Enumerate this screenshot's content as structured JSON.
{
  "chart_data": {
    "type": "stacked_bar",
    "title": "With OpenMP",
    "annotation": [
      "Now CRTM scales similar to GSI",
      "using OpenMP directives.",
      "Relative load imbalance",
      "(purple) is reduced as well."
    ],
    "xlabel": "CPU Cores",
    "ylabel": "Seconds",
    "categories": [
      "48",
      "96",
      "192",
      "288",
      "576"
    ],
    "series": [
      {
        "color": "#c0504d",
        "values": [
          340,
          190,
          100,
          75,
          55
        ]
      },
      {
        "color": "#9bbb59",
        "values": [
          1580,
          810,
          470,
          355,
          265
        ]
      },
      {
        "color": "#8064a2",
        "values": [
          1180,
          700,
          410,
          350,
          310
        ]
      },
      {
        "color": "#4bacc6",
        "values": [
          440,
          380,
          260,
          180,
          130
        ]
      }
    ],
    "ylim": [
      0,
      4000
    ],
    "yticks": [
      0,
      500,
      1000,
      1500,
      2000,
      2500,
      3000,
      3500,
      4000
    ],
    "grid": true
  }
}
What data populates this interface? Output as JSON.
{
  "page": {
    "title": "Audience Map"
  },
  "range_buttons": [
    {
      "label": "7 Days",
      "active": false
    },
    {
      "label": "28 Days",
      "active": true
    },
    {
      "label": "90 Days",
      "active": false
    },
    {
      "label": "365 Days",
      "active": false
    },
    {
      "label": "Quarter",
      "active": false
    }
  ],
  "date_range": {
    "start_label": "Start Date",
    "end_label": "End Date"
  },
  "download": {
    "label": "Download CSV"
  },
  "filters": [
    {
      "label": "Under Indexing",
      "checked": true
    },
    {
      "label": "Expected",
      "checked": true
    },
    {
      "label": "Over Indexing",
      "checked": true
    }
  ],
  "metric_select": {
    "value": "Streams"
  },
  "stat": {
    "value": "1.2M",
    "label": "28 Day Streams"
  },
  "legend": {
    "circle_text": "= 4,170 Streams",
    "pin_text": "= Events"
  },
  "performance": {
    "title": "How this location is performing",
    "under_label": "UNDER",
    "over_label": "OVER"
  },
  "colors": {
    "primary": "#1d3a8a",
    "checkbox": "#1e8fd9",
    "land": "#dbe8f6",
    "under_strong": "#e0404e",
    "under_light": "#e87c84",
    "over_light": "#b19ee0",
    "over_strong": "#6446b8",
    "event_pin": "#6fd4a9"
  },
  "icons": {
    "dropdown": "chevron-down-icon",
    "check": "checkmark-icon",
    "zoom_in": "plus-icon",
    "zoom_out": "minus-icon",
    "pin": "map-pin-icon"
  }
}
......
### Task directions
Output all of the data again, exactly.

### Result for this task
Enumerate this screenshot's content as structured JSON.
{
  "chart_data": {
    "type": "stacked_bar",
    "title": "With OpenMP",
    "annotation": [
      "Now CRTM scales similar to GSI",
      "using OpenMP directives.",
      "Relative load imbalance",
      "(purple) is reduced as well."
    ],
    "xlabel": "CPU Cores",
    "ylabel": "Seconds",
    "categories": [
      "48",
      "96",
      "192",
      "288",
      "576"
    ],
    "series": [
      {
        "color": "#c0504d",
        "values": [
          340,
          190,
          100,
          75,
          55
        ]
      },
      {
        "color": "#9bbb59",
        "values": [
          1580,
          810,
          470,
          355,
          265
        ]
      },
      {
        "color": "#8064a2",
        "values": [
          1180,
          700,
          410,
          350,
          310
        ]
      },
      {
        "color": "#4bacc6",
        "values": [
          440,
          380,
          260,
          180,
          130
        ]
      }
    ],
    "ylim": [
      0,
      4000
    ],
    "yticks": [
      0,
      500,
      1000,
      1500,
      2000,
      2500,
      3000,
      3500,
      4000
    ],
    "grid": true
  }
}
What data populates this interface? Output as JSON.
{
  "page": {
    "title": "Audience Map"
  },
  "range_buttons": [
    {
      "label": "7 Days",
      "active": false
    },
    {
      "label": "28 Days",
      "active": true
    },
    {
      "label": "90 Days",
      "active": false
    },
    {
      "label": "365 Days",
      "active": false
    },
    {
      "label": "Quarter",
      "active": false
    }
  ],
  "date_range": {
    "start_label": "Start Date",
    "end_label": "End Date"
  },
  "download": {
    "label": "Download CSV"
  },
  "filters": [
    {
      "label": "Under Indexing",
      "checked": true
    },
    {
      "label": "Expected",
      "checked": true
    },
    {
      "label": "Over Indexing",
      "checked": true
    }
  ],
  "metric_select": {
    "value": "Streams"
  },
  "stat": {
    "value": "1.2M",
    "label": "28 Day Streams"
  },
  "legend": {
    "circle_text": "= 4,170 Streams",
    "pin_text": "= Events"
  },
  "performance": {
    "title": "How this location is performing",
    "under_label": "UNDER",
    "over_label": "OVER"
  },
  "colors": {
    "primary": "#1d3a8a",
    "checkbox": "#1e8fd9",
    "land": "#dbe8f6",
    "under_strong": "#e0404e",
    "under_light": "#e87c84",
    "over_light": "#b19ee0",
    "over_strong": "#6446b8",
    "event_pin": "#6fd4a9"
  },
  "icons": {
    "dropdown": "chevron-down-icon",
    "check": "checkmark-icon",
    "zoom_in": "plus-icon",
    "zoom_out": "minus-icon",
    "pin": "map-pin-icon"
  }
}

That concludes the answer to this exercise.